Exactly as they appear, output all of the entries.
# start of Records for the task
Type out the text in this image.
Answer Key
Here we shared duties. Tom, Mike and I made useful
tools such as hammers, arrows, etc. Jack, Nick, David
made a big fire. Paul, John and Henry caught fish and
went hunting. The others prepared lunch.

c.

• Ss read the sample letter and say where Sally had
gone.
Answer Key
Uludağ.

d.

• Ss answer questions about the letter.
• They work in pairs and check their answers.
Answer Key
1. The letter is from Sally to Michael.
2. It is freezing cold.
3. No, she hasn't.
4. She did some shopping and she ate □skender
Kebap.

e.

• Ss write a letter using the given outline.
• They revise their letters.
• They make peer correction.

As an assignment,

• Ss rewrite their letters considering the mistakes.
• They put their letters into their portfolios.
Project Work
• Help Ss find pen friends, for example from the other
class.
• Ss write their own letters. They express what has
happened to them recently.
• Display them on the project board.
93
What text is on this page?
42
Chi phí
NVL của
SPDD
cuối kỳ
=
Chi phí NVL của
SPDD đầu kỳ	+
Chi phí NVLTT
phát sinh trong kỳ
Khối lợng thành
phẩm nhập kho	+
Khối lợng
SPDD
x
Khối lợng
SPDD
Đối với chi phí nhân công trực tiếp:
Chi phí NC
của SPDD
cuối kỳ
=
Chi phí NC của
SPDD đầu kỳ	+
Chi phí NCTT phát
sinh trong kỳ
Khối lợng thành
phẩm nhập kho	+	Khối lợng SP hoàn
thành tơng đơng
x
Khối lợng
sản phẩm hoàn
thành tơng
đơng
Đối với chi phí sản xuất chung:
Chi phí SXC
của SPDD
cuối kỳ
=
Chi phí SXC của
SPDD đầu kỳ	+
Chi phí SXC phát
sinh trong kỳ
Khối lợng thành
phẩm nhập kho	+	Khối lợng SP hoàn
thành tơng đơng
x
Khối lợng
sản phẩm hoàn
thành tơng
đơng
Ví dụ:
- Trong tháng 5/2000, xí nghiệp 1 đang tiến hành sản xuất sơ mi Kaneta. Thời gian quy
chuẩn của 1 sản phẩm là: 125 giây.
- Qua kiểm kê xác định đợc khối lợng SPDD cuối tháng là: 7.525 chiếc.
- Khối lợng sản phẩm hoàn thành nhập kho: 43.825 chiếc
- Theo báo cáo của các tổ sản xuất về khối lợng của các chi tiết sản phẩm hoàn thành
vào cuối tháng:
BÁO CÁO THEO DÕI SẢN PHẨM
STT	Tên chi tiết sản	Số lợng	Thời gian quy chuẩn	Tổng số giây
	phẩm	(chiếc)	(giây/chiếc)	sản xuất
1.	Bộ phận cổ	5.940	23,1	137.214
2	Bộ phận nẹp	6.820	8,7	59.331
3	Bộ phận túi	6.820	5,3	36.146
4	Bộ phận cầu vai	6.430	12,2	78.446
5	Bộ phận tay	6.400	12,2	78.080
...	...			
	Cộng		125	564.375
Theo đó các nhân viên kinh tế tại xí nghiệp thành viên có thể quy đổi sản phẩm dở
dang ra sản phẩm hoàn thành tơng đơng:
# end of Records for the task
## Correct response
Type out the text in this image.
Answer Key
Here we shared duties. Tom, Mike and I made useful
tools such as hammers, arrows, etc. Jack, Nick, David
made a big fire. Paul, John and Henry caught fish and
went hunting. The others prepared lunch.

c.

• Ss read the sample letter and say where Sally had
gone.
Answer Key
Uludağ.

d.

• Ss answer questions about the letter.
• They work in pairs and check their answers.
Answer Key
1. The letter is from Sally to Michael.
2. It is freezing cold.
3. No, she hasn't.
4. She did some shopping and she ate □skender
Kebap.

e.

• Ss write a letter using the given outline.
• They revise their letters.
• They make peer correction.

As an assignment,

• Ss rewrite their letters considering the mistakes.
• They put their letters into their portfolios.
Project Work
• Help Ss find pen friends, for example from the other
class.
• Ss write their own letters. They express what has
happened to them recently.
• Display them on the project board.
93
What text is on this page?
42
Chi phí
NVL của
SPDD
cuối kỳ
=
Chi phí NVL của
SPDD đầu kỳ	+
Chi phí NVLTT
phát sinh trong kỳ
Khối lợng thành
phẩm nhập kho	+
Khối lợng
SPDD
x
Khối lợng
SPDD
Đối với chi phí nhân công trực tiếp:
Chi phí NC
của SPDD
cuối kỳ
=
Chi phí NC của
SPDD đầu kỳ	+
Chi phí NCTT phát
sinh trong kỳ
Khối lợng thành
phẩm nhập kho	+	Khối lợng SP hoàn
thành tơng đơng
x
Khối lợng
sản phẩm hoàn
thành tơng
đơng
Đối với chi phí sản xuất chung:
Chi phí SXC
của SPDD
cuối kỳ
=
Chi phí SXC của
SPDD đầu kỳ	+
Chi phí SXC phát
sinh trong kỳ
Khối lợng thành
phẩm nhập kho	+	Khối lợng SP hoàn
thành tơng đơng
x
Khối lợng
sản phẩm hoàn
thành tơng
đơng
Ví dụ:
- Trong tháng 5/2000, xí nghiệp 1 đang tiến hành sản xuất sơ mi Kaneta. Thời gian quy
chuẩn của 1 sản phẩm là: 125 giây.
- Qua kiểm kê xác định đợc khối lợng SPDD cuối tháng là: 7.525 chiếc.
- Khối lợng sản phẩm hoàn thành nhập kho: 43.825 chiếc
- Theo báo cáo của các tổ sản xuất về khối lợng của các chi tiết sản phẩm hoàn thành
vào cuối tháng:
BÁO CÁO THEO DÕI SẢN PHẨM
STT	Tên chi tiết sản	Số lợng	Thời gian quy chuẩn	Tổng số giây
	phẩm	(chiếc)	(giây/chiếc)	sản xuất
1.	Bộ phận cổ	5.940	23,1	137.214
2	Bộ phận nẹp	6.820	8,7	59.331
3	Bộ phận túi	6.820	5,3	36.146
4	Bộ phận cầu vai	6.430	12,2	78.446
5	Bộ phận tay	6.400	12,2	78.080
...	...			
	Cộng		125	564.375
Theo đó các nhân viên kinh tế tại xí nghiệp thành viên có thể quy đổi sản phẩm dở
dang ra sản phẩm hoàn thành tơng đơng:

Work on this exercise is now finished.